Written task: Go through the material below and copy each line where the word "supergain" appears.

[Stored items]
________
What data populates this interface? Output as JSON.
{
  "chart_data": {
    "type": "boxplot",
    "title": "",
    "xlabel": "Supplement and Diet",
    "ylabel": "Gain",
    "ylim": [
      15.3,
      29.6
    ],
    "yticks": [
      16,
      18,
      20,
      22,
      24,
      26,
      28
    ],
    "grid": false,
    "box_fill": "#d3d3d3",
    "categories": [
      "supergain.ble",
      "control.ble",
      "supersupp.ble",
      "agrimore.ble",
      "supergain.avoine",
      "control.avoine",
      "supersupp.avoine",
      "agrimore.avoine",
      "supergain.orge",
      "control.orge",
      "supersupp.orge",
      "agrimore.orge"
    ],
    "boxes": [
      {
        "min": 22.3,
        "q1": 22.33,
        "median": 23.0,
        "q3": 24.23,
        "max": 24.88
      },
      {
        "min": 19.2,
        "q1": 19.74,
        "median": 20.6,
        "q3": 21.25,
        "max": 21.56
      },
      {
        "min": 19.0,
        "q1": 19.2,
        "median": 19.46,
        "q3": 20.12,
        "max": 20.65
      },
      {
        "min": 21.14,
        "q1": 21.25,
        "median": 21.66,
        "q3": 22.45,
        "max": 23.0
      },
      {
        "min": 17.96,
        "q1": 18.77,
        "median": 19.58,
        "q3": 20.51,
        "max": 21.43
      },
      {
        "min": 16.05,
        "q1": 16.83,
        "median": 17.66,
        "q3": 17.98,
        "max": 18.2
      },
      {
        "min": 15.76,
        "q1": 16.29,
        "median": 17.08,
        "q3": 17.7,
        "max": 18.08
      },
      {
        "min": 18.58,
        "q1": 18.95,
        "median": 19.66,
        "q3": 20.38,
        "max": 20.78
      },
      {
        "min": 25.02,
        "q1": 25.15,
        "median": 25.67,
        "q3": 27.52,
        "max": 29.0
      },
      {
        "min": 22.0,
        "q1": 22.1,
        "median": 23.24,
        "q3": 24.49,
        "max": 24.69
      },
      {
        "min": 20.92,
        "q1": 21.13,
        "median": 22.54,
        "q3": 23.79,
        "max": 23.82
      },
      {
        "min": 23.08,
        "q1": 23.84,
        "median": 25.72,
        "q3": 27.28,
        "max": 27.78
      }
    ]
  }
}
________
Reply:
      "supergain.ble",
      "supergain.avoine",
      "supergain.orge",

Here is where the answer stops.